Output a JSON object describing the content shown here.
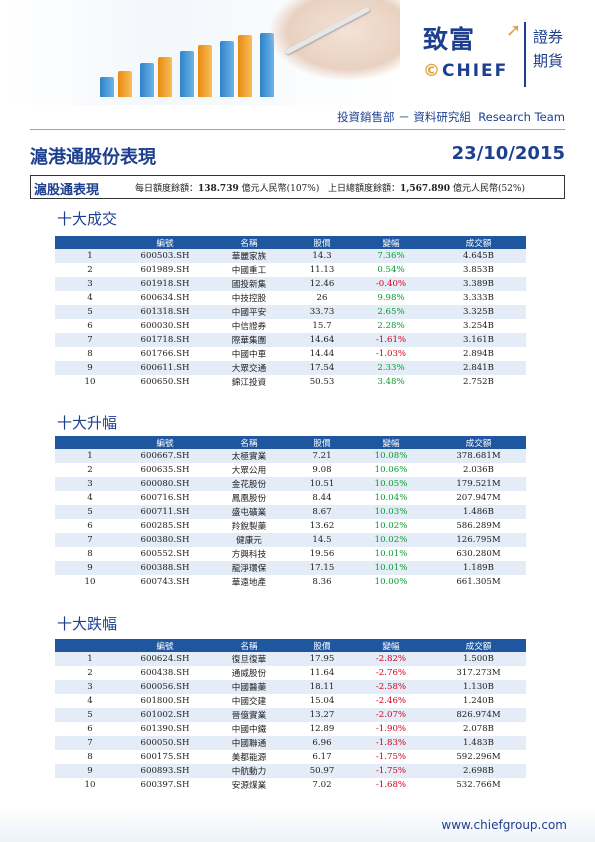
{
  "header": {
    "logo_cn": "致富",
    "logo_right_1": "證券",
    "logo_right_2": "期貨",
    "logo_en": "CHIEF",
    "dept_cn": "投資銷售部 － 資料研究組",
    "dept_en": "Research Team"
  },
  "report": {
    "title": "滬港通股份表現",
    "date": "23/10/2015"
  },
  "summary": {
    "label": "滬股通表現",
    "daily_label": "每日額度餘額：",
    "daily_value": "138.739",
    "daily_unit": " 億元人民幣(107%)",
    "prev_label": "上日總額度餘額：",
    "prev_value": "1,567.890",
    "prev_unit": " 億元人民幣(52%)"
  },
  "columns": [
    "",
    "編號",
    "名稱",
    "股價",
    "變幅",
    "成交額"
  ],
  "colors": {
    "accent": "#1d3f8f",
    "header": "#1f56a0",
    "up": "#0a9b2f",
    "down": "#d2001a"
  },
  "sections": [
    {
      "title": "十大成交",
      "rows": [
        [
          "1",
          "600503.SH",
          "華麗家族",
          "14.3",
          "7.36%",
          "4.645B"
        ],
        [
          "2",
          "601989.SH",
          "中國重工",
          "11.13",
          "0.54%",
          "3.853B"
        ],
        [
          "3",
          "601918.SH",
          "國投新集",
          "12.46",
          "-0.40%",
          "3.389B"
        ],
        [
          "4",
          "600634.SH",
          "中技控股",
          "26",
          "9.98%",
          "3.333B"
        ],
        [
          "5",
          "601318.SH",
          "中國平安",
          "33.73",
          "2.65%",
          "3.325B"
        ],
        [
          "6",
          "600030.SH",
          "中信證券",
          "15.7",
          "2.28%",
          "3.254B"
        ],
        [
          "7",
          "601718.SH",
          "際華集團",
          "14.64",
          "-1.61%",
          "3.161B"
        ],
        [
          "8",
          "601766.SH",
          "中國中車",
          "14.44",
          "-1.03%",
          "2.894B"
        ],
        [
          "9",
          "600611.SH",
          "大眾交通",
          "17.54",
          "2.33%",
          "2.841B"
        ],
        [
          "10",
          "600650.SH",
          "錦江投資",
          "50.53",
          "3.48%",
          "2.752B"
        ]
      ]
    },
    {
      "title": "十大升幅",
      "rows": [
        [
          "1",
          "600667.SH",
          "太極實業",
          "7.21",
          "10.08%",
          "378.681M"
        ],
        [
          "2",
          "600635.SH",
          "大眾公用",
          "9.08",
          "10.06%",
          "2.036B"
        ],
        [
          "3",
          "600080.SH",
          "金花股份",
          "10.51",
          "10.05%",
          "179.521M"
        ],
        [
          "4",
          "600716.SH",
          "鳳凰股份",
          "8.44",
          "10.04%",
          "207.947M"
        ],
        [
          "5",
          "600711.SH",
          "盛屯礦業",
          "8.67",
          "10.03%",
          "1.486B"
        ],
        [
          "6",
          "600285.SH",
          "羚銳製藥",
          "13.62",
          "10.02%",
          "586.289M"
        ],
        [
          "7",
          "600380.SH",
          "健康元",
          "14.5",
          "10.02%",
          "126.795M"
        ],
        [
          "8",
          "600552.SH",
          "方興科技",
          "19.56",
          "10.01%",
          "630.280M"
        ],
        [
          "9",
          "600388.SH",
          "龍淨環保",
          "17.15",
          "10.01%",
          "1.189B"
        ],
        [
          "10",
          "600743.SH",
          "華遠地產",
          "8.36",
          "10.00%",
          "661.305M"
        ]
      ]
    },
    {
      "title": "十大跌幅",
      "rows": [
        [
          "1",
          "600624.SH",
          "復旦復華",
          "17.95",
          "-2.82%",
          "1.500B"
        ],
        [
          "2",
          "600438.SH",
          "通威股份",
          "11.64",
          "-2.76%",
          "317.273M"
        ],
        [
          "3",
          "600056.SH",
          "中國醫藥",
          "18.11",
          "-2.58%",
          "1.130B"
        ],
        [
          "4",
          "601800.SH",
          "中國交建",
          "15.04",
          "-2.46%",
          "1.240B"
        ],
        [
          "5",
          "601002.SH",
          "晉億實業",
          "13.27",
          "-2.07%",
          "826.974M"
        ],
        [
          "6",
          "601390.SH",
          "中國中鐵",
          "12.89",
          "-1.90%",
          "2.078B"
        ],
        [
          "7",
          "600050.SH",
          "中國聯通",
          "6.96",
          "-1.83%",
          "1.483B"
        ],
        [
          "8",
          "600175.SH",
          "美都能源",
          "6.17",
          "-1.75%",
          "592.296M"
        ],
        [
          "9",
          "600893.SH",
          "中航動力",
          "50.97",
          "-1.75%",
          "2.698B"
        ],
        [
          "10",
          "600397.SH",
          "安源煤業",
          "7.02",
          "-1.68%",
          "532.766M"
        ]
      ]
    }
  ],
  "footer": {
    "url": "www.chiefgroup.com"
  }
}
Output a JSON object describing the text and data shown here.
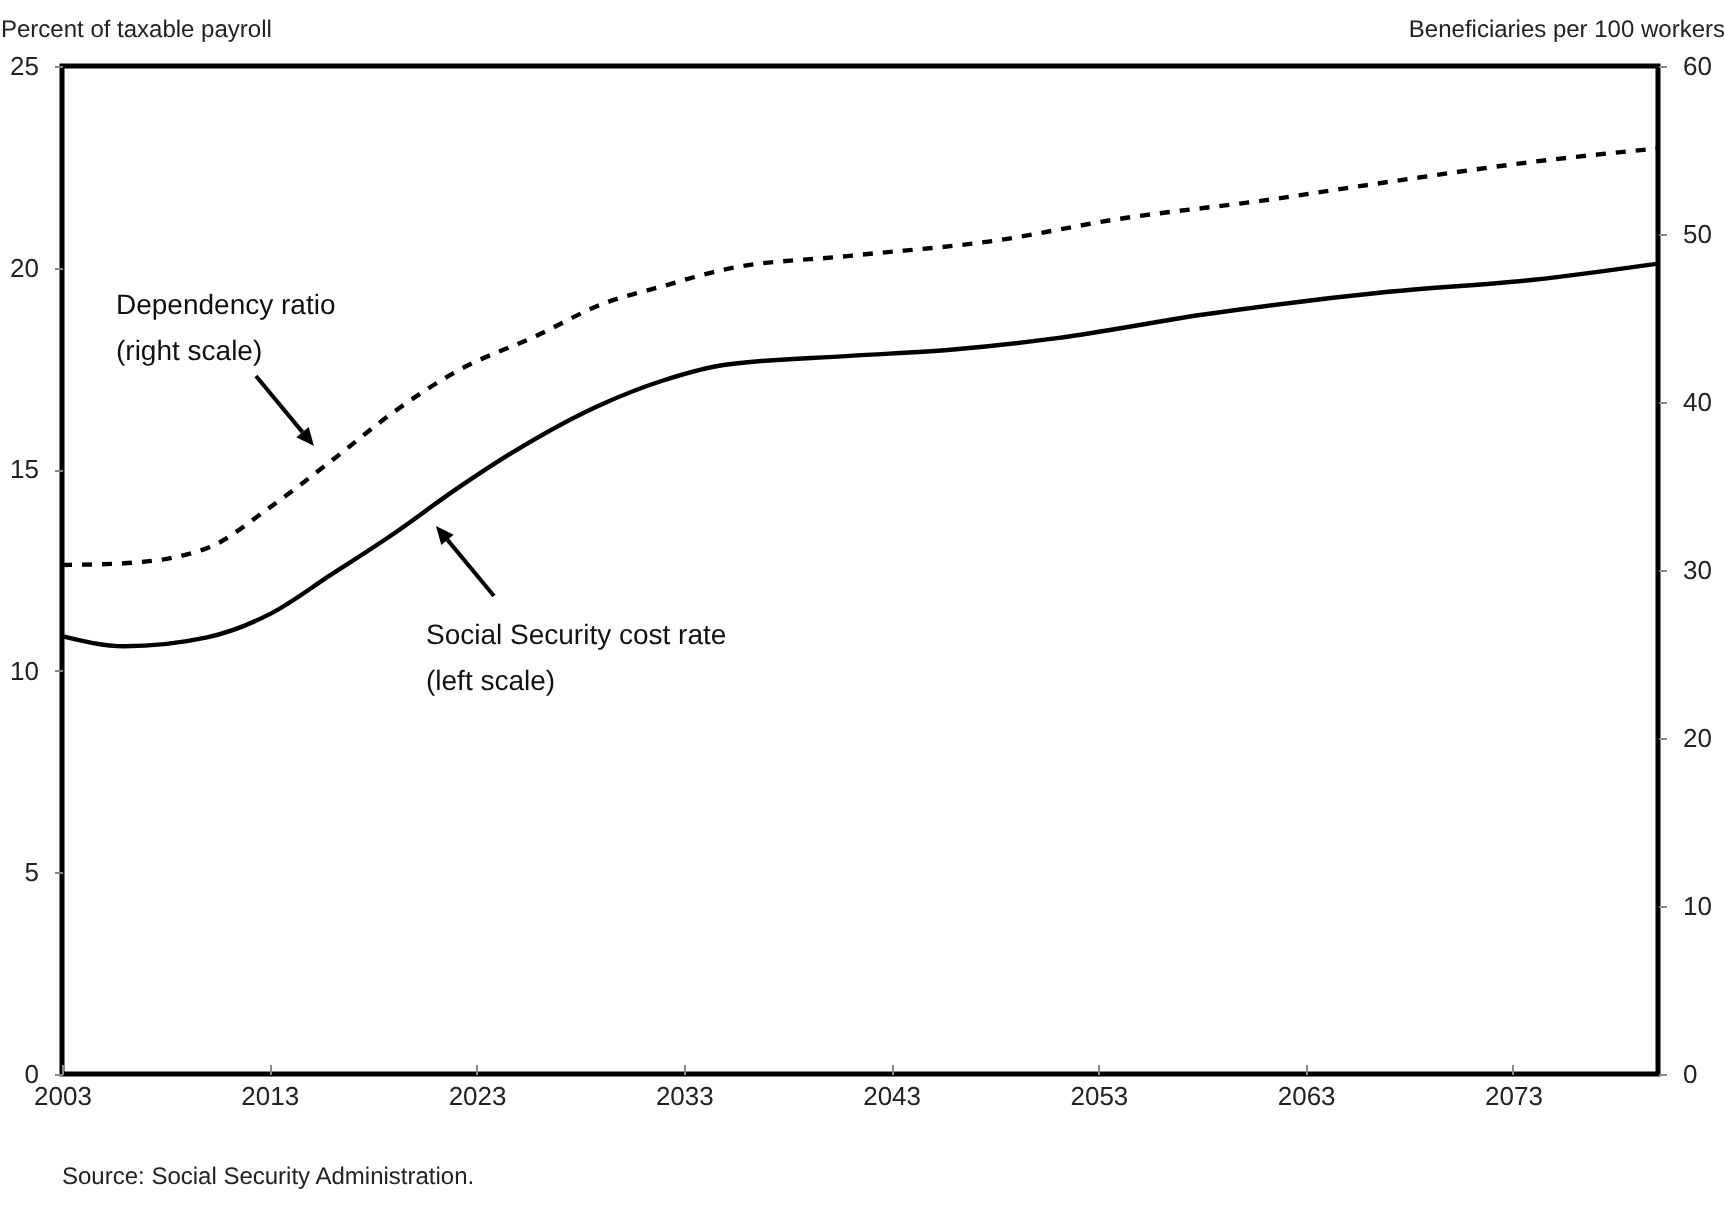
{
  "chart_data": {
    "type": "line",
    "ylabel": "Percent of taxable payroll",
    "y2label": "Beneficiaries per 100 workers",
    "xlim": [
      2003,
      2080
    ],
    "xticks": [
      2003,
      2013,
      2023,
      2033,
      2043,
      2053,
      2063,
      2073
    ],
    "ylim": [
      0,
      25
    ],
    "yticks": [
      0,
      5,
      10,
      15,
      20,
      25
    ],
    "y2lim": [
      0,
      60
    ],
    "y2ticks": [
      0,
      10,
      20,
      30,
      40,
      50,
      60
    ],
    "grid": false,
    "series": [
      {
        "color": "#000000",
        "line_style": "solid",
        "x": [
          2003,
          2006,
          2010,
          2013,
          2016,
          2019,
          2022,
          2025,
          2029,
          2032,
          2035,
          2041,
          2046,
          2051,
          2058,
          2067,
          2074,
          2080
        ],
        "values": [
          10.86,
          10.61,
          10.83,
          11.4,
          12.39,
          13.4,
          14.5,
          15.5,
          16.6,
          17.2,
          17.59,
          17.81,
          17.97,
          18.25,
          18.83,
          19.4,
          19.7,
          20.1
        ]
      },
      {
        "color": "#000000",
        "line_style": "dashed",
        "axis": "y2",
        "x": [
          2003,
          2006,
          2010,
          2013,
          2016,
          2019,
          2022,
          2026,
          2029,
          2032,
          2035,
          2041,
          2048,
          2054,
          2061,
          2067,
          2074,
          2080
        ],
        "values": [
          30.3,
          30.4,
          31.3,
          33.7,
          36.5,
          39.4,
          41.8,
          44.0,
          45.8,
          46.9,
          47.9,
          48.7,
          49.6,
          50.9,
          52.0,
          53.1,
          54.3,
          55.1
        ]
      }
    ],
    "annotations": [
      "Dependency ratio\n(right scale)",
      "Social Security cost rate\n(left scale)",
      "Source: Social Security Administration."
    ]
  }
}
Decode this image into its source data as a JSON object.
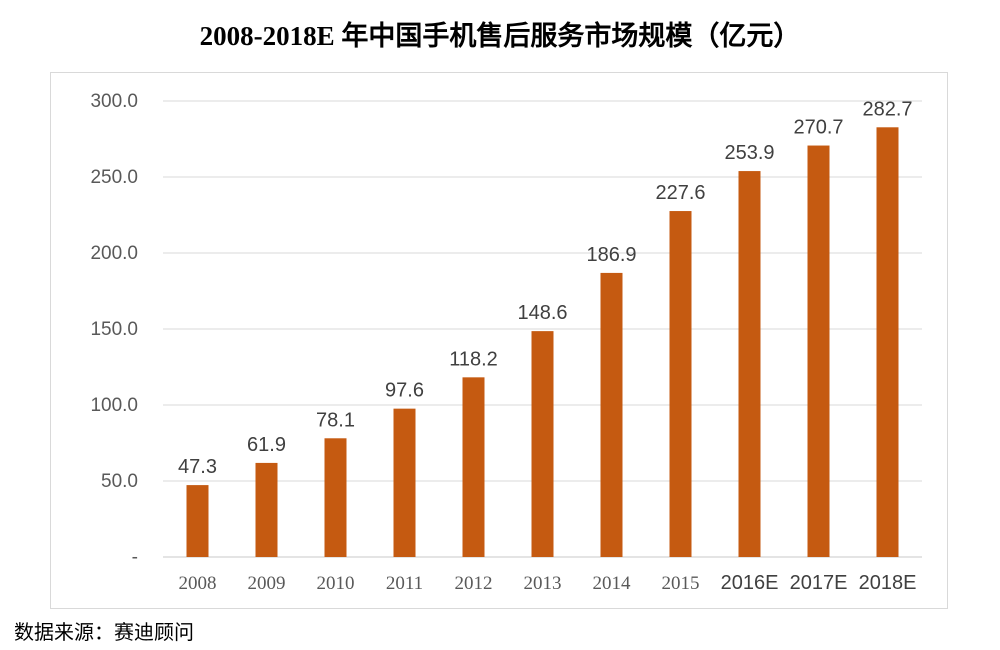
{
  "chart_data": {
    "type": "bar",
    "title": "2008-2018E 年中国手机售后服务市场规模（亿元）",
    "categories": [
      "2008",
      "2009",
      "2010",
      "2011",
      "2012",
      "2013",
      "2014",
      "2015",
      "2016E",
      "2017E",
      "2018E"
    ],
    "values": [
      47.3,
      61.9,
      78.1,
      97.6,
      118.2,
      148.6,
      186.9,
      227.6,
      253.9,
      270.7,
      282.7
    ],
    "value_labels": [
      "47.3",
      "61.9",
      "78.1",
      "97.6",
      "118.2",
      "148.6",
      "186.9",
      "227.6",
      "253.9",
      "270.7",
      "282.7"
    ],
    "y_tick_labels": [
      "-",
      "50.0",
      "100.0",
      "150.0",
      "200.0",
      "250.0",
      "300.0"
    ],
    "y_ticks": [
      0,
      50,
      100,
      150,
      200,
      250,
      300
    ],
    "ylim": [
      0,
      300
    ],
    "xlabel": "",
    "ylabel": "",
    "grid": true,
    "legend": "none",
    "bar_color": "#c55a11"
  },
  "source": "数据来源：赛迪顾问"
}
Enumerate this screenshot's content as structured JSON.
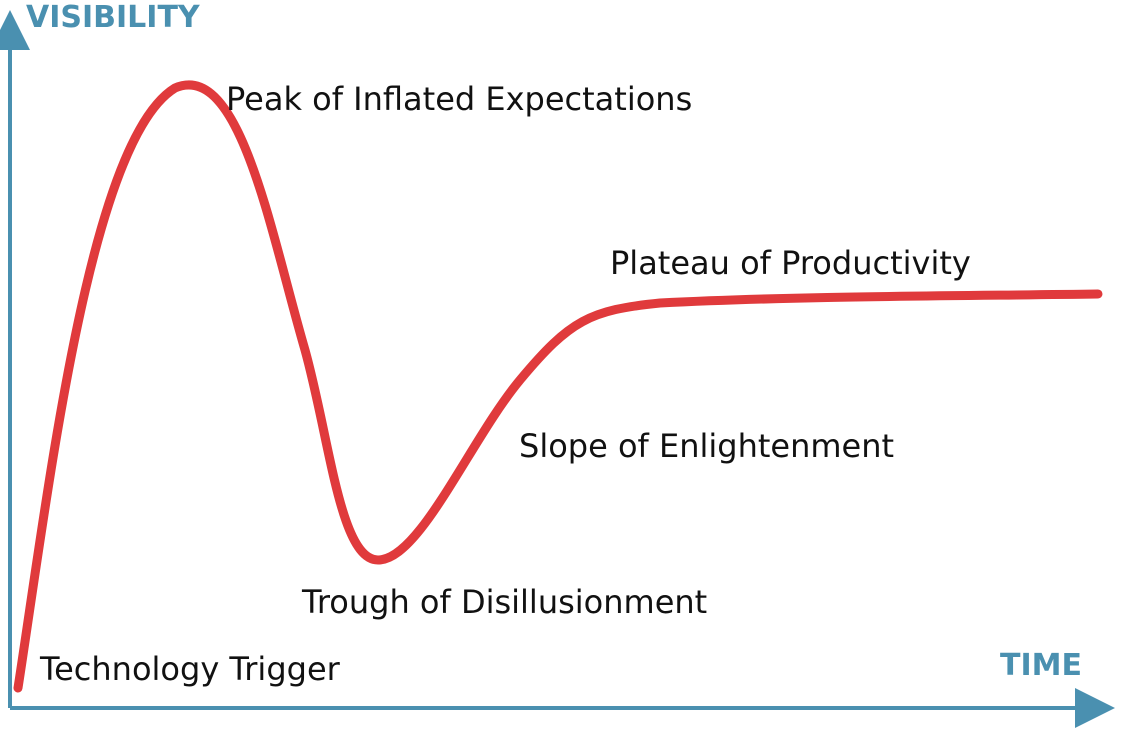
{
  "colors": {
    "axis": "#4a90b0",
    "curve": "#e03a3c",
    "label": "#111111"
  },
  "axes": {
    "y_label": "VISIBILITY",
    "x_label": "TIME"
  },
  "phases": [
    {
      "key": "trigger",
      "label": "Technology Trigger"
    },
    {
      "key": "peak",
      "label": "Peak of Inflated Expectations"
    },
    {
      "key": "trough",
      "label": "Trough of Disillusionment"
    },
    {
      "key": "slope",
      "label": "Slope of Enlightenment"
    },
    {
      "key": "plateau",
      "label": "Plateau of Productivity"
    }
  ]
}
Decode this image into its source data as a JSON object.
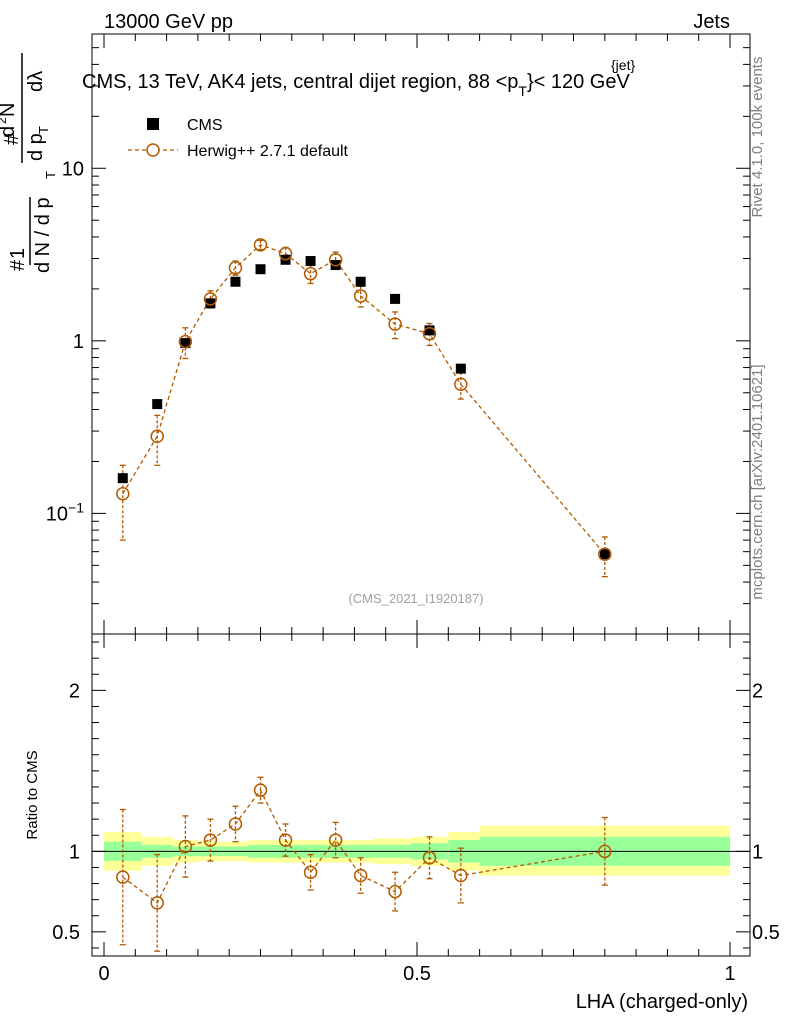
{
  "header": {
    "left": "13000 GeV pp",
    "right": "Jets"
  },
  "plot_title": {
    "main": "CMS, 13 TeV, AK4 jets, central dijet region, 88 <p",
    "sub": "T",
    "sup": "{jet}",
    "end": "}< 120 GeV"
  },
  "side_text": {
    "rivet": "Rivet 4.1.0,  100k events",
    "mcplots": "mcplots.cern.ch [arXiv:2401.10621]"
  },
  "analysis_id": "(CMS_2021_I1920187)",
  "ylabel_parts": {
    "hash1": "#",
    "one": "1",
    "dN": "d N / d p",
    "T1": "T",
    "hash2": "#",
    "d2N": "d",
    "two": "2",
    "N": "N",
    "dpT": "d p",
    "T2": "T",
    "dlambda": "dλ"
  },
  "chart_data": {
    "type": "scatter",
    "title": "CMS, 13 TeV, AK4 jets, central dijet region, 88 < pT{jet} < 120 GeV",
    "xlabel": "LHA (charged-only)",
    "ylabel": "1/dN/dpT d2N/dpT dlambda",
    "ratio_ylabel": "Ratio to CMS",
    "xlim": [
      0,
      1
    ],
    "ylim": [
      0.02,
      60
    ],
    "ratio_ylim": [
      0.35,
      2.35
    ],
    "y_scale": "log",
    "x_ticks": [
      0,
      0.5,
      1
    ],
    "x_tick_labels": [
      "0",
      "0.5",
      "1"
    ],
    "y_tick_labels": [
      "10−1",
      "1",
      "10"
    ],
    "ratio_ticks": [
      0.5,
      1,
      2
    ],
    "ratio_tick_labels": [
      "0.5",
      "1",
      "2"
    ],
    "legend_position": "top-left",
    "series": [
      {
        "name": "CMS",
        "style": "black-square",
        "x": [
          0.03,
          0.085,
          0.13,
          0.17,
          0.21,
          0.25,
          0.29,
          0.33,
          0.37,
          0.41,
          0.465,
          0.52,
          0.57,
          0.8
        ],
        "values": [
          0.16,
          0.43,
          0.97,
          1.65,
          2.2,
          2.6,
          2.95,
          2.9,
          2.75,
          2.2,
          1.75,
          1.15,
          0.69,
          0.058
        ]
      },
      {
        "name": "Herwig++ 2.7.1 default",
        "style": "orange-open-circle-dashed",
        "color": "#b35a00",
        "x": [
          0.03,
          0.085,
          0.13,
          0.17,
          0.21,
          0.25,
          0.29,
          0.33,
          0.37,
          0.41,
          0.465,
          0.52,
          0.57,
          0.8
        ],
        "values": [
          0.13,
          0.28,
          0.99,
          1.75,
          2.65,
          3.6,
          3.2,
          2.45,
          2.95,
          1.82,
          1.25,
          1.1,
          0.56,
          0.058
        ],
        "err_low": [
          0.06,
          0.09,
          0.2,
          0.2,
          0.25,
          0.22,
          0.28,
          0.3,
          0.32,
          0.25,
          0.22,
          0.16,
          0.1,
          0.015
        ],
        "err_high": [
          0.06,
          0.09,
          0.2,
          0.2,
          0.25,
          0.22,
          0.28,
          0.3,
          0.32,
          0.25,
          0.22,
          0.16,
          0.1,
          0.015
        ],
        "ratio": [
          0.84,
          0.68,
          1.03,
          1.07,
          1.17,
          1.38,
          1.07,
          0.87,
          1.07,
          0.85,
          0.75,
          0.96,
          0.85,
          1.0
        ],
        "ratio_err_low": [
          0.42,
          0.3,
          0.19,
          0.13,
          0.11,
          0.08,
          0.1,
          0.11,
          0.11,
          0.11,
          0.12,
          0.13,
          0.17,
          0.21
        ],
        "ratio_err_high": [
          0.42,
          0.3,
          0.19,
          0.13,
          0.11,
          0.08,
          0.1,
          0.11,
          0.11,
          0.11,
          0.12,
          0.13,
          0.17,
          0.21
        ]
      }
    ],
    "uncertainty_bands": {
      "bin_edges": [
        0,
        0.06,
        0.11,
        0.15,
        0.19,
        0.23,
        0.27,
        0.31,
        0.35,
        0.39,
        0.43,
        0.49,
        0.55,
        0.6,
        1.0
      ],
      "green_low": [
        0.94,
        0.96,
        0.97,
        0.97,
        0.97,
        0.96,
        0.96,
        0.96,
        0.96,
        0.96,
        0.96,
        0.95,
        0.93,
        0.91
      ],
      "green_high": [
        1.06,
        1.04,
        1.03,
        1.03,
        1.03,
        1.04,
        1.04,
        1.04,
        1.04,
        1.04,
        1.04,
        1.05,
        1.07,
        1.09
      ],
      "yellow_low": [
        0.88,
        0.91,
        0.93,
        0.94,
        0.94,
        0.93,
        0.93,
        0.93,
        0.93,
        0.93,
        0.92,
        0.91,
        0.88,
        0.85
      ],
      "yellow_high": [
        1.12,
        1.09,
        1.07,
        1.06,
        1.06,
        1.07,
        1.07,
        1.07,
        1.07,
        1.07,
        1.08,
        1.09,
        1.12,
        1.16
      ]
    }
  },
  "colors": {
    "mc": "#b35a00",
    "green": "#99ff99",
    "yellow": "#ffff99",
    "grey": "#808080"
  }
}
:::::
§ **Requirements**
Select the lines that carry the string "dashed" and copy them.

§ **Answer in full**
        "line_style": "dashed",
        "style": "orange-open-circle-dashed",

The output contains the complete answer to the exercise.